Your task is to copy every line of the records below that contains "vscode".

Start of Given entries

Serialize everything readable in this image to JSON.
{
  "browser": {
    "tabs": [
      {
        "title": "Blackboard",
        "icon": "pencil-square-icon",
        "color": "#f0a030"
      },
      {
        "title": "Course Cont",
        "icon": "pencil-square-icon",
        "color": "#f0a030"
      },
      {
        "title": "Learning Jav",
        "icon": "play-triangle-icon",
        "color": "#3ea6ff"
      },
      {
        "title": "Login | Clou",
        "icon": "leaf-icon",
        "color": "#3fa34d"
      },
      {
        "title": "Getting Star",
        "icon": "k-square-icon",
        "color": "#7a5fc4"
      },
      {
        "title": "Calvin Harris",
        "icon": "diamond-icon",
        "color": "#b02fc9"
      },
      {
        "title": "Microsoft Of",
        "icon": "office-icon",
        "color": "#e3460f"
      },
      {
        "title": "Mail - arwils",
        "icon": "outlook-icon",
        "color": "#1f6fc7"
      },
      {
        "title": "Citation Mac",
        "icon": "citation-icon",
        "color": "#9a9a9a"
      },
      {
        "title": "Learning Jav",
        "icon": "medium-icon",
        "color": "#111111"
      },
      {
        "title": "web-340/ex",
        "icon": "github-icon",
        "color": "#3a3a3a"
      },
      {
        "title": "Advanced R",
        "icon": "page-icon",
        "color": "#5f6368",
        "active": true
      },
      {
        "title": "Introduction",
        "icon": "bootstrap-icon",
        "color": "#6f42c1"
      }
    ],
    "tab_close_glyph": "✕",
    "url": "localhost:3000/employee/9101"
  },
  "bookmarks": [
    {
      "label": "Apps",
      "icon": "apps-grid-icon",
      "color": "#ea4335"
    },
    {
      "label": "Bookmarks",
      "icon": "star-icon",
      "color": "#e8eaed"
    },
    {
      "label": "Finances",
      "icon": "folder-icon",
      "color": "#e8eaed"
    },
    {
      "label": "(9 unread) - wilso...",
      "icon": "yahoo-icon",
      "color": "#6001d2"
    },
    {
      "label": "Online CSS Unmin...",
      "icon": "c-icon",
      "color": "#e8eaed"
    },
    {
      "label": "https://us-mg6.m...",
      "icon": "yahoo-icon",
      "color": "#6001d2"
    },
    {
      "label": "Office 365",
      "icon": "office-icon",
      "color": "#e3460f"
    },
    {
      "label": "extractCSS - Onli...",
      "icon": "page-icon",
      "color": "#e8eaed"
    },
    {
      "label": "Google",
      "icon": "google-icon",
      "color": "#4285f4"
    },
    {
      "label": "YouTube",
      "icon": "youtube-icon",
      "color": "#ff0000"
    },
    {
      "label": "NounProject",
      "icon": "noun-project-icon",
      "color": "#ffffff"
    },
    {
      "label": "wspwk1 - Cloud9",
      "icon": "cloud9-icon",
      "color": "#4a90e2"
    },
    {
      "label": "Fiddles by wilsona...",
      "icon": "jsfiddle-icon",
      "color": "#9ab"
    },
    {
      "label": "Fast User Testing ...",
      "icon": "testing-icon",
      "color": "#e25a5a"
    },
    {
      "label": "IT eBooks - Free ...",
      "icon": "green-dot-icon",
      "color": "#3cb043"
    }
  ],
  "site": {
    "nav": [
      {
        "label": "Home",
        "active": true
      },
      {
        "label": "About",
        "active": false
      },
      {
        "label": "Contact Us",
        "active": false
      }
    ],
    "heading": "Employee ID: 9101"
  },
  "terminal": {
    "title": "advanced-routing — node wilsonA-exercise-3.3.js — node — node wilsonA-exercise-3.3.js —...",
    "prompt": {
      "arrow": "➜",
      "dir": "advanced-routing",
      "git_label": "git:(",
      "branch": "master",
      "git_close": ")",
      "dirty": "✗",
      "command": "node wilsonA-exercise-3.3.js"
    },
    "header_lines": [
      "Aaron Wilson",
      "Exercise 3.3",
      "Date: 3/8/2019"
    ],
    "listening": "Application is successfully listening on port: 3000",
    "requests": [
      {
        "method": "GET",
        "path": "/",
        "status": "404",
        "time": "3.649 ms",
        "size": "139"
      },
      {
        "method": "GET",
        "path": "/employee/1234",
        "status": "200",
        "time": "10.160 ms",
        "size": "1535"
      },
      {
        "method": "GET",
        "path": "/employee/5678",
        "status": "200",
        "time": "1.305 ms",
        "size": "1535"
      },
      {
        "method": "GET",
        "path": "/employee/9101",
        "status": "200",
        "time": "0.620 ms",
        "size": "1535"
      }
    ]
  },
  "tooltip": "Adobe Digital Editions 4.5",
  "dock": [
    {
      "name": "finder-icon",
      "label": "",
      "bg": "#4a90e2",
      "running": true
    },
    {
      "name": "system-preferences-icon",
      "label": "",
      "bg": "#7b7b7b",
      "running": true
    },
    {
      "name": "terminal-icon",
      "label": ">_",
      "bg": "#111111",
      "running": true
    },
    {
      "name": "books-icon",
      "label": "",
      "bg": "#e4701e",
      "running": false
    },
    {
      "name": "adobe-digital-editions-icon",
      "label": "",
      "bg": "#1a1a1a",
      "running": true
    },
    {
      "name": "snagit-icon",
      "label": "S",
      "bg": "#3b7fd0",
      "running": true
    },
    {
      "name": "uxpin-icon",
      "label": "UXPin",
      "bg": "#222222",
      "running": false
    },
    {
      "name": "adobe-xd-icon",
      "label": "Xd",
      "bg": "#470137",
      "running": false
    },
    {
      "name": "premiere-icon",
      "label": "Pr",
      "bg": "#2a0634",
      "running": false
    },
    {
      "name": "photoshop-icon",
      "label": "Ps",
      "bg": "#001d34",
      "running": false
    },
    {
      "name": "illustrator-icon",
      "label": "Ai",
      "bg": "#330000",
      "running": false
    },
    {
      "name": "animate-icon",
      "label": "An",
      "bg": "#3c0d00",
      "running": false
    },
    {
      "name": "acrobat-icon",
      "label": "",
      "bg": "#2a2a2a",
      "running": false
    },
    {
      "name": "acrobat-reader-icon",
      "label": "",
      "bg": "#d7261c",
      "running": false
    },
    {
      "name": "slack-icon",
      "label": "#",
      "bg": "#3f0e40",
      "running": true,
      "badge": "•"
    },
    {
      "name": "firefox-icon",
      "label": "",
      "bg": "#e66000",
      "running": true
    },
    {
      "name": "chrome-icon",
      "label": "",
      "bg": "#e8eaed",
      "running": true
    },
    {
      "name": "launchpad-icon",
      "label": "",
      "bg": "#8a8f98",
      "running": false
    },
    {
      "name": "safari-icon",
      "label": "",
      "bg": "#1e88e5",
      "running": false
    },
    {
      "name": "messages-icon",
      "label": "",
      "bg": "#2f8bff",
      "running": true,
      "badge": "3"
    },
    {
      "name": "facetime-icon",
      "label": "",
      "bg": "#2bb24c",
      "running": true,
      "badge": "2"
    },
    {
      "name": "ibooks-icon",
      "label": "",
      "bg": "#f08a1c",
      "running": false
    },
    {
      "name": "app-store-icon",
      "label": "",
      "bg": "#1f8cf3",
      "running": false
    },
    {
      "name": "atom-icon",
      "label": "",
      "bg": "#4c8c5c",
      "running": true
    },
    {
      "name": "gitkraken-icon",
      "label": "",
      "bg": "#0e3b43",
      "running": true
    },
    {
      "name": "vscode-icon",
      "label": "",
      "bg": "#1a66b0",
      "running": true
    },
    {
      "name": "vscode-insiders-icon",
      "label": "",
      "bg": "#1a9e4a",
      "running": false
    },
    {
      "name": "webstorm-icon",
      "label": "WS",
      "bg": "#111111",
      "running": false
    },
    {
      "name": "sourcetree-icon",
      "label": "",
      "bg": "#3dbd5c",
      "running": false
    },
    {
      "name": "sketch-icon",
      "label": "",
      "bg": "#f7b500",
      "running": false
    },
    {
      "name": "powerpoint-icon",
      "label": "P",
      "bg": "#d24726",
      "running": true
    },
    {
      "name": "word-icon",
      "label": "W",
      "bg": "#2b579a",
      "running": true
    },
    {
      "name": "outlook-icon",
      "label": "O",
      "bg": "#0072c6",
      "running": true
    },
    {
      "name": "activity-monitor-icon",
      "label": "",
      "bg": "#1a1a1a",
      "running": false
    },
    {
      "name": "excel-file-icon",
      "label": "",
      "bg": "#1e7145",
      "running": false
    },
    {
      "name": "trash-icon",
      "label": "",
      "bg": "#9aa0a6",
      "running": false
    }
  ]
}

End of Given entries

* Solution to this problem
      "name": "vscode-icon",
      "name": "vscode-insiders-icon",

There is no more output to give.